EXTRAIT DE PAGE:
· · · · · · ·
Je vais vous donner un exemple dans le contexte du terrorisme, qui est, de toute évidence, pertinent dans notre conversation. Il y a une définition de ce qu'on appelle « activité terroriste » dans le Code criminel. Il y a une notion d'« infraction terroriste » dans le Code criminel. La Loi sur la communication d'information ayant trait à la sécurité du Canada parle de « terrorisme ». La Loi sur l'immigration et la protection des réfugiés parle aussi de « terrorisme ». Certaines des dispositions qui sont liées à l’ASFC parlent des activités liées au terrorisme. En d’autres mots, il y a une prolifération de termes, et certains de ces termes, lorsqu’on finit par les utiliser devant un tribunal, ont été interprétés de façon différente. La notion de terrorisme dans le cadre du droit de l’immigration a été interprétée différemment par la Cour suprême de la définition d’activités terroristes dans le Code criminel.
· · · · · · ·
SÉRIE D'EXERCICES:
1 > Selon l'extrait sur les définitions du terrorisme, quel tribunal a interprété la notion de terrorisme en droit de l'immigration autrement que la définition d'activités terroristes du Code criminel ?
2 > Poursuivez l'extrait sur les définitions du terrorisme en quelques phrases, à partir de sa dernière phrase.
Les enregistrements n'ont aucun rapport avec l'extrait sur les définitions du terrorisme.
· · · · · · ·
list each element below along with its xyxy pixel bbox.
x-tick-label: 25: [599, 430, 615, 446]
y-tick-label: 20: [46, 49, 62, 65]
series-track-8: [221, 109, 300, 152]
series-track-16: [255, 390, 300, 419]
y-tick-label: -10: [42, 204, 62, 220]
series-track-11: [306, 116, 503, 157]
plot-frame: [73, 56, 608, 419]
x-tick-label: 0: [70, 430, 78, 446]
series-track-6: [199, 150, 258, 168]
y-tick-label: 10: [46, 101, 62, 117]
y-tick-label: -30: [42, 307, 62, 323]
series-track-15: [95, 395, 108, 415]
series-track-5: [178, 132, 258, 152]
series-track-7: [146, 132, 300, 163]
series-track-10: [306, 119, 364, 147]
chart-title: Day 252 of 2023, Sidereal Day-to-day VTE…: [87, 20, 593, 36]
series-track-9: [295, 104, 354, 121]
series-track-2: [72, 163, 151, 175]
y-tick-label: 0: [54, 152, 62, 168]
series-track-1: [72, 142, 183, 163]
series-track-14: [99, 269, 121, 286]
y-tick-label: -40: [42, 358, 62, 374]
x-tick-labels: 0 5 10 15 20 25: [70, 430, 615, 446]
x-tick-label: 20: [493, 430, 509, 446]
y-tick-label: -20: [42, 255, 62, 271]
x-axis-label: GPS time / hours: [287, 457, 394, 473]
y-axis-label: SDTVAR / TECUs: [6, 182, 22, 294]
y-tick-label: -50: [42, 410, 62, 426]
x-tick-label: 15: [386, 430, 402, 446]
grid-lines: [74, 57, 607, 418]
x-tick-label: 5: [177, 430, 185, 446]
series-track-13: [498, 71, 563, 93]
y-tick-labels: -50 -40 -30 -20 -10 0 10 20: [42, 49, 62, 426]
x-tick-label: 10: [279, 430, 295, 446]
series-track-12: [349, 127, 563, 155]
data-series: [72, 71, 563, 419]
· · · · · · ·
RÉPONSES RÉDIGÉES:
1 > La Cour suprême.

2 >
Imaginez maintenant que vous êtes le responsable chargé de décider s’il faut communiquer de l’information parce qu'on a invoqué la notion de terrorisme dans la Loi sur la communication d’information ayant trait à la sécurité du Canada et que vous devez jongler avec tous ces termes différents. Quelle définition faut-il choisir? Ce que j’aurais préféré, c’est qu'on ait une définition consolidée de tous les enjeux qui, selon nous, sont liés à la sécurité nationale. Il s’agirait d'une définition beaucoup moins générale que celle qui figure actuellement à l’article 2, et on garantirait que cette définition devienne le moyeu d’une roue plus grande. Elle serait au carrefour de toutes les dispositions sur la communication d’information qui existent dans d’autres lois, ce qui en ferait donc une définition consolidée. Cela exige cependant beaucoup de révisions des lois actuelles, et ce sera beaucoup de travail, mais probablement que le jeu qui en vaut la chandelle, parce que cela nous simplifierait la vie.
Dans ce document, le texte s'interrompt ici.